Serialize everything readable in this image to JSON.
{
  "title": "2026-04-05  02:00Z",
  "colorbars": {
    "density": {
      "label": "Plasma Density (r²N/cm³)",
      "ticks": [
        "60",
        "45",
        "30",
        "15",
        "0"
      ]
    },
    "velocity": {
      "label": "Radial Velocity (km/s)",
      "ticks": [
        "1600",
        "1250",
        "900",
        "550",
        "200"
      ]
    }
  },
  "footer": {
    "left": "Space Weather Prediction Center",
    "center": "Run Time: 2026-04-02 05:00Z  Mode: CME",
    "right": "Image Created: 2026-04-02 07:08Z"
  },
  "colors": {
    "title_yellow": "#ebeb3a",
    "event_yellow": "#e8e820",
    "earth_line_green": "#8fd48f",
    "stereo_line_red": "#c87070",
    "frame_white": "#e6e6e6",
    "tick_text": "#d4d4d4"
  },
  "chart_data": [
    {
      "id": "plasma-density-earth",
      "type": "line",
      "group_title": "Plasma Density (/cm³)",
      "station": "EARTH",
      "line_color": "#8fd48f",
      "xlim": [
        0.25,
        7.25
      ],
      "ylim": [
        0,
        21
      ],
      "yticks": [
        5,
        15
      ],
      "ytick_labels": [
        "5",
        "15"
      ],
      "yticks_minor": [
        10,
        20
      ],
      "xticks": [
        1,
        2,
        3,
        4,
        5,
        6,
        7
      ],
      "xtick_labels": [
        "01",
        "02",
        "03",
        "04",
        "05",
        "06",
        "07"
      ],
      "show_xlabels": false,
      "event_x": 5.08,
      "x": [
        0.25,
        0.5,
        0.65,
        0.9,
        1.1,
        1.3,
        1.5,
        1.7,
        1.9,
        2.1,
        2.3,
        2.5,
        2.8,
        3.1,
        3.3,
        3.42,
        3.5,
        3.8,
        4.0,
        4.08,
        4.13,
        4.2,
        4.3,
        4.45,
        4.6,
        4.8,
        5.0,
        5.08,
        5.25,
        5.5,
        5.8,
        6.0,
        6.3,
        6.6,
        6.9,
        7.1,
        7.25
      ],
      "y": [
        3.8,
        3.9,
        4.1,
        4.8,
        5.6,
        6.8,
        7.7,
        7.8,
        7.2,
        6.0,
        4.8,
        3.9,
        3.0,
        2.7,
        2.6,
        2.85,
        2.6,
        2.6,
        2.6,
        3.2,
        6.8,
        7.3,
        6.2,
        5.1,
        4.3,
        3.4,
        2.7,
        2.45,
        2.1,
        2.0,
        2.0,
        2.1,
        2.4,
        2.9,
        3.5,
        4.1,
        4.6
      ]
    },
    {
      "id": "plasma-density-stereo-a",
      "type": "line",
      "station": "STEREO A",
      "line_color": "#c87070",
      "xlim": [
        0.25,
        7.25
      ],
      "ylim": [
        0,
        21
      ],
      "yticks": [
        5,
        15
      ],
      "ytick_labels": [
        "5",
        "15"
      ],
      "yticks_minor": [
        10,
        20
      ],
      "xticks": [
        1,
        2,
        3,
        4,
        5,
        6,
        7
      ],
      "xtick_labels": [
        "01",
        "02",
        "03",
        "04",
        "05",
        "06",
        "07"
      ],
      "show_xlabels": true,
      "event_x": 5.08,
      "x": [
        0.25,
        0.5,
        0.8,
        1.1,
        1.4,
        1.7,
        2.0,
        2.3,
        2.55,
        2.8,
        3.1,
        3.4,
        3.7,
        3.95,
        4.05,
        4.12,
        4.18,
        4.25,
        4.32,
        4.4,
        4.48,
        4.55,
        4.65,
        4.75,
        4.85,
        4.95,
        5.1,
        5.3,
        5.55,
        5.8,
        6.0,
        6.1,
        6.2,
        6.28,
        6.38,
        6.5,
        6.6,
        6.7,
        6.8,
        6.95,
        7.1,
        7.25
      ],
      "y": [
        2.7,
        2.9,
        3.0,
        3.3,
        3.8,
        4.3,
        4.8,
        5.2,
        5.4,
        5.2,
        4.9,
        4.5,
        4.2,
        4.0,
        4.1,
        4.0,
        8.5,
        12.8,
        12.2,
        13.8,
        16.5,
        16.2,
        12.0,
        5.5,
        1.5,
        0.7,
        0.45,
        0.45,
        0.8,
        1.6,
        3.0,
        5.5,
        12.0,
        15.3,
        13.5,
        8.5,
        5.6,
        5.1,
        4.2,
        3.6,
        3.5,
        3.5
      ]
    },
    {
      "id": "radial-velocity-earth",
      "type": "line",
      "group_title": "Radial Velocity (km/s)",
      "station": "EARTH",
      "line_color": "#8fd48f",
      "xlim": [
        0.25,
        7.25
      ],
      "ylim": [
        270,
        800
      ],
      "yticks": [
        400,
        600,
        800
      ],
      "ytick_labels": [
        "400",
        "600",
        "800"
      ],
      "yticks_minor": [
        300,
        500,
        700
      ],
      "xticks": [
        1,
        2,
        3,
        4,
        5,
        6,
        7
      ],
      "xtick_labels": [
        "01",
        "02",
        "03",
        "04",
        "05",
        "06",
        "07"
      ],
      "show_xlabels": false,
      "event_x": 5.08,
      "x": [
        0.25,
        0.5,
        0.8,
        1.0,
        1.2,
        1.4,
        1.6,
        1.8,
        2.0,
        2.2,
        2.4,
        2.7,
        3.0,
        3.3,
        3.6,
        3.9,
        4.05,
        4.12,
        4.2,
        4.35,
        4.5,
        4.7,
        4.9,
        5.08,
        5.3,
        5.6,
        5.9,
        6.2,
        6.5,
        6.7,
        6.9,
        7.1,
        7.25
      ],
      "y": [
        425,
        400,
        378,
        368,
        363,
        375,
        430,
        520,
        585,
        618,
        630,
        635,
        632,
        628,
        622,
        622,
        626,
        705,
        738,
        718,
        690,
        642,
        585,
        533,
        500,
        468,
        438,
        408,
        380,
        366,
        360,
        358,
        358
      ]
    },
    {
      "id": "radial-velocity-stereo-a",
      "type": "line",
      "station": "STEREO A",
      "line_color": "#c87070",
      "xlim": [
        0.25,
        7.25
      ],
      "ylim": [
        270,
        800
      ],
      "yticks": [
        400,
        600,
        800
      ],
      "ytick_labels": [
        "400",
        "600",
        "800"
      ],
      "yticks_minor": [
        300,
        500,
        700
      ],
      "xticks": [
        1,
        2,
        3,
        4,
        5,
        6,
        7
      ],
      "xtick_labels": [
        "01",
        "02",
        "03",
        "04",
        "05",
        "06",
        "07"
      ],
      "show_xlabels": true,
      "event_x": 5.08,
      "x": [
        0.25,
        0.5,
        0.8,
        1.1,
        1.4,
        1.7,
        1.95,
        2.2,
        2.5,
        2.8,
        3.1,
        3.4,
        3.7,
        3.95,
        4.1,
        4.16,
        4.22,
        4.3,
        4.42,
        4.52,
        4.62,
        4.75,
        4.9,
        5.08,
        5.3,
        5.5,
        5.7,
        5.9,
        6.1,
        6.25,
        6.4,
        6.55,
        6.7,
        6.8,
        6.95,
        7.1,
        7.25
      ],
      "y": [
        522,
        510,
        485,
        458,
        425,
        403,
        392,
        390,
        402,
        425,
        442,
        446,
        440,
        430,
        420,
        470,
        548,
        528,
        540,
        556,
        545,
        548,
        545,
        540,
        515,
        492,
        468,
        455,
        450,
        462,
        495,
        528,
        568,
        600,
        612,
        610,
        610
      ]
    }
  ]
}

» **DO THIS**:
Write out every line of the records exactly.

» **THE COMPLETED TASK**:
Serialize everything readable in this image to JSON.
{
  "title": "2026-04-05  02:00Z",
  "colorbars": {
    "density": {
      "label": "Plasma Density (r²N/cm³)",
      "ticks": [
        "60",
        "45",
        "30",
        "15",
        "0"
      ]
    },
    "velocity": {
      "label": "Radial Velocity (km/s)",
      "ticks": [
        "1600",
        "1250",
        "900",
        "550",
        "200"
      ]
    }
  },
  "footer": {
    "left": "Space Weather Prediction Center",
    "center": "Run Time: 2026-04-02 05:00Z  Mode: CME",
    "right": "Image Created: 2026-04-02 07:08Z"
  },
  "colors": {
    "title_yellow": "#ebeb3a",
    "event_yellow": "#e8e820",
    "earth_line_green": "#8fd48f",
    "stereo_line_red": "#c87070",
    "frame_white": "#e6e6e6",
    "tick_text": "#d4d4d4"
  },
  "chart_data": [
    {
      "id": "plasma-density-earth",
      "type": "line",
      "group_title": "Plasma Density (/cm³)",
      "station": "EARTH",
      "line_color": "#8fd48f",
      "xlim": [
        0.25,
        7.25
      ],
      "ylim": [
        0,
        21
      ],
      "yticks": [
        5,
        15
      ],
      "ytick_labels": [
        "5",
        "15"
      ],
      "yticks_minor": [
        10,
        20
      ],
      "xticks": [
        1,
        2,
        3,
        4,
        5,
        6,
        7
      ],
      "xtick_labels": [
        "01",
        "02",
        "03",
        "04",
        "05",
        "06",
        "07"
      ],
      "show_xlabels": false,
      "event_x": 5.08,
      "x": [
        0.25,
        0.5,
        0.65,
        0.9,
        1.1,
        1.3,
        1.5,
        1.7,
        1.9,
        2.1,
        2.3,
        2.5,
        2.8,
        3.1,
        3.3,
        3.42,
        3.5,
        3.8,
        4.0,
        4.08,
        4.13,
        4.2,
        4.3,
        4.45,
        4.6,
        4.8,
        5.0,
        5.08,
        5.25,
        5.5,
        5.8,
        6.0,
        6.3,
        6.6,
        6.9,
        7.1,
        7.25
      ],
      "y": [
        3.8,
        3.9,
        4.1,
        4.8,
        5.6,
        6.8,
        7.7,
        7.8,
        7.2,
        6.0,
        4.8,
        3.9,
        3.0,
        2.7,
        2.6,
        2.85,
        2.6,
        2.6,
        2.6,
        3.2,
        6.8,
        7.3,
        6.2,
        5.1,
        4.3,
        3.4,
        2.7,
        2.45,
        2.1,
        2.0,
        2.0,
        2.1,
        2.4,
        2.9,
        3.5,
        4.1,
        4.6
      ]
    },
    {
      "id": "plasma-density-stereo-a",
      "type": "line",
      "station": "STEREO A",
      "line_color": "#c87070",
      "xlim": [
        0.25,
        7.25
      ],
      "ylim": [
        0,
        21
      ],
      "yticks": [
        5,
        15
      ],
      "ytick_labels": [
        "5",
        "15"
      ],
      "yticks_minor": [
        10,
        20
      ],
      "xticks": [
        1,
        2,
        3,
        4,
        5,
        6,
        7
      ],
      "xtick_labels": [
        "01",
        "02",
        "03",
        "04",
        "05",
        "06",
        "07"
      ],
      "show_xlabels": true,
      "event_x": 5.08,
      "x": [
        0.25,
        0.5,
        0.8,
        1.1,
        1.4,
        1.7,
        2.0,
        2.3,
        2.55,
        2.8,
        3.1,
        3.4,
        3.7,
        3.95,
        4.05,
        4.12,
        4.18,
        4.25,
        4.32,
        4.4,
        4.48,
        4.55,
        4.65,
        4.75,
        4.85,
        4.95,
        5.1,
        5.3,
        5.55,
        5.8,
        6.0,
        6.1,
        6.2,
        6.28,
        6.38,
        6.5,
        6.6,
        6.7,
        6.8,
        6.95,
        7.1,
        7.25
      ],
      "y": [
        2.7,
        2.9,
        3.0,
        3.3,
        3.8,
        4.3,
        4.8,
        5.2,
        5.4,
        5.2,
        4.9,
        4.5,
        4.2,
        4.0,
        4.1,
        4.0,
        8.5,
        12.8,
        12.2,
        13.8,
        16.5,
        16.2,
        12.0,
        5.5,
        1.5,
        0.7,
        0.45,
        0.45,
        0.8,
        1.6,
        3.0,
        5.5,
        12.0,
        15.3,
        13.5,
        8.5,
        5.6,
        5.1,
        4.2,
        3.6,
        3.5,
        3.5
      ]
    },
    {
      "id": "radial-velocity-earth",
      "type": "line",
      "group_title": "Radial Velocity (km/s)",
      "station": "EARTH",
      "line_color": "#8fd48f",
      "xlim": [
        0.25,
        7.25
      ],
      "ylim": [
        270,
        800
      ],
      "yticks": [
        400,
        600,
        800
      ],
      "ytick_labels": [
        "400",
        "600",
        "800"
      ],
      "yticks_minor": [
        300,
        500,
        700
      ],
      "xticks": [
        1,
        2,
        3,
        4,
        5,
        6,
        7
      ],
      "xtick_labels": [
        "01",
        "02",
        "03",
        "04",
        "05",
        "06",
        "07"
      ],
      "show_xlabels": false,
      "event_x": 5.08,
      "x": [
        0.25,
        0.5,
        0.8,
        1.0,
        1.2,
        1.4,
        1.6,
        1.8,
        2.0,
        2.2,
        2.4,
        2.7,
        3.0,
        3.3,
        3.6,
        3.9,
        4.05,
        4.12,
        4.2,
        4.35,
        4.5,
        4.7,
        4.9,
        5.08,
        5.3,
        5.6,
        5.9,
        6.2,
        6.5,
        6.7,
        6.9,
        7.1,
        7.25
      ],
      "y": [
        425,
        400,
        378,
        368,
        363,
        375,
        430,
        520,
        585,
        618,
        630,
        635,
        632,
        628,
        622,
        622,
        626,
        705,
        738,
        718,
        690,
        642,
        585,
        533,
        500,
        468,
        438,
        408,
        380,
        366,
        360,
        358,
        358
      ]
    },
    {
      "id": "radial-velocity-stereo-a",
      "type": "line",
      "station": "STEREO A",
      "line_color": "#c87070",
      "xlim": [
        0.25,
        7.25
      ],
      "ylim": [
        270,
        800
      ],
      "yticks": [
        400,
        600,
        800
      ],
      "ytick_labels": [
        "400",
        "600",
        "800"
      ],
      "yticks_minor": [
        300,
        500,
        700
      ],
      "xticks": [
        1,
        2,
        3,
        4,
        5,
        6,
        7
      ],
      "xtick_labels": [
        "01",
        "02",
        "03",
        "04",
        "05",
        "06",
        "07"
      ],
      "show_xlabels": true,
      "event_x": 5.08,
      "x": [
        0.25,
        0.5,
        0.8,
        1.1,
        1.4,
        1.7,
        1.95,
        2.2,
        2.5,
        2.8,
        3.1,
        3.4,
        3.7,
        3.95,
        4.1,
        4.16,
        4.22,
        4.3,
        4.42,
        4.52,
        4.62,
        4.75,
        4.9,
        5.08,
        5.3,
        5.5,
        5.7,
        5.9,
        6.1,
        6.25,
        6.4,
        6.55,
        6.7,
        6.8,
        6.95,
        7.1,
        7.25
      ],
      "y": [
        522,
        510,
        485,
        458,
        425,
        403,
        392,
        390,
        402,
        425,
        442,
        446,
        440,
        430,
        420,
        470,
        548,
        528,
        540,
        556,
        545,
        548,
        545,
        540,
        515,
        492,
        468,
        455,
        450,
        462,
        495,
        528,
        568,
        600,
        612,
        610,
        610
      ]
    }
  ]
}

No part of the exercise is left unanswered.